Below are some records. How many of their lines contain the string "this"? Give the number only.

[begin DATASET EXCERPTS]

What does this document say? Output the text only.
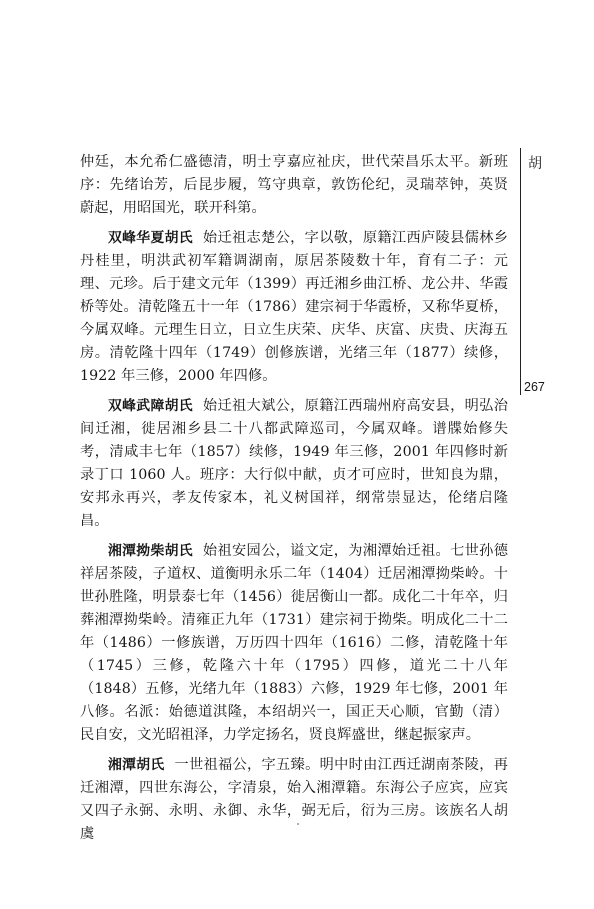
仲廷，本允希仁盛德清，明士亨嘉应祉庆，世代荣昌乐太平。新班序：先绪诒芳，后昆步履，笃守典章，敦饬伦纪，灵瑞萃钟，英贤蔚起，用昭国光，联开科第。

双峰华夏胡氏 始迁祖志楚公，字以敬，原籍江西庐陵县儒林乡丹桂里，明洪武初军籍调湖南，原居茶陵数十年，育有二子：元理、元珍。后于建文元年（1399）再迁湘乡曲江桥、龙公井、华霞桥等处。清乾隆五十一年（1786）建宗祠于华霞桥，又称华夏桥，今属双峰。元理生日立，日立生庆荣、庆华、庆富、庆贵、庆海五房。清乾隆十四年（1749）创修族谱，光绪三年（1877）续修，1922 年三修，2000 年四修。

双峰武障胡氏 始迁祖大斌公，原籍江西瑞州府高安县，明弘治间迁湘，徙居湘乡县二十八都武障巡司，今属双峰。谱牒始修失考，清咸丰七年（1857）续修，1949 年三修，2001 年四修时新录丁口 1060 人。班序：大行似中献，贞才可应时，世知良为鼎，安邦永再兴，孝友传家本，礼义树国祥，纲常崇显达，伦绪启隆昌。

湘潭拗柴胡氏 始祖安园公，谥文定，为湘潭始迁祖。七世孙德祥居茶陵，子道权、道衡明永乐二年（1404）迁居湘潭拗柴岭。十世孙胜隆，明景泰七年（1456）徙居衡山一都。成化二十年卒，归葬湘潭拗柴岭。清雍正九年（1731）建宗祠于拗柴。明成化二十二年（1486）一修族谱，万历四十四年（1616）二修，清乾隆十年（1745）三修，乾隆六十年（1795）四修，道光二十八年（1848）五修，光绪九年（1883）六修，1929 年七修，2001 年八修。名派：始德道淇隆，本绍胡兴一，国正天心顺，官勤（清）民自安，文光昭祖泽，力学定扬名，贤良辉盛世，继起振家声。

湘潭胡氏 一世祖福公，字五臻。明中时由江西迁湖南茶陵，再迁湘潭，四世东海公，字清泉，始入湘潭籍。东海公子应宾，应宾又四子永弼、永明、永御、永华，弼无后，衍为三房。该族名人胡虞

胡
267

[end DATASET EXCERPTS]
[begin DATASET EXCERPTS]

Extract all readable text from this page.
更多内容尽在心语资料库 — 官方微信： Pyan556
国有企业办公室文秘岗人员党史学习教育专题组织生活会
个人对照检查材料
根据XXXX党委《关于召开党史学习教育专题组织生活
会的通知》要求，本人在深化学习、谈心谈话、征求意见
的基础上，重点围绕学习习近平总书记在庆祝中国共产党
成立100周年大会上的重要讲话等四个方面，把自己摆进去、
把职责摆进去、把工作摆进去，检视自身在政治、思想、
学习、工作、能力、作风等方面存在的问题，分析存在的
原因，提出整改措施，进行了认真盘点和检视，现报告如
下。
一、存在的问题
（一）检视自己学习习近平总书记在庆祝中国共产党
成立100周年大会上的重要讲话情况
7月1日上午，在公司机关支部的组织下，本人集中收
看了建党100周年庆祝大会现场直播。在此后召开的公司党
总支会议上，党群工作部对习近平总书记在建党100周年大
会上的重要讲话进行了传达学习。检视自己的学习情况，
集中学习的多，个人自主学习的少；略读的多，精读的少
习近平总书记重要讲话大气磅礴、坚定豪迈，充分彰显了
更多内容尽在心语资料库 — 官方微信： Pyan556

[end DATASET EXCERPTS]

• _FULL OUTPUT_:
2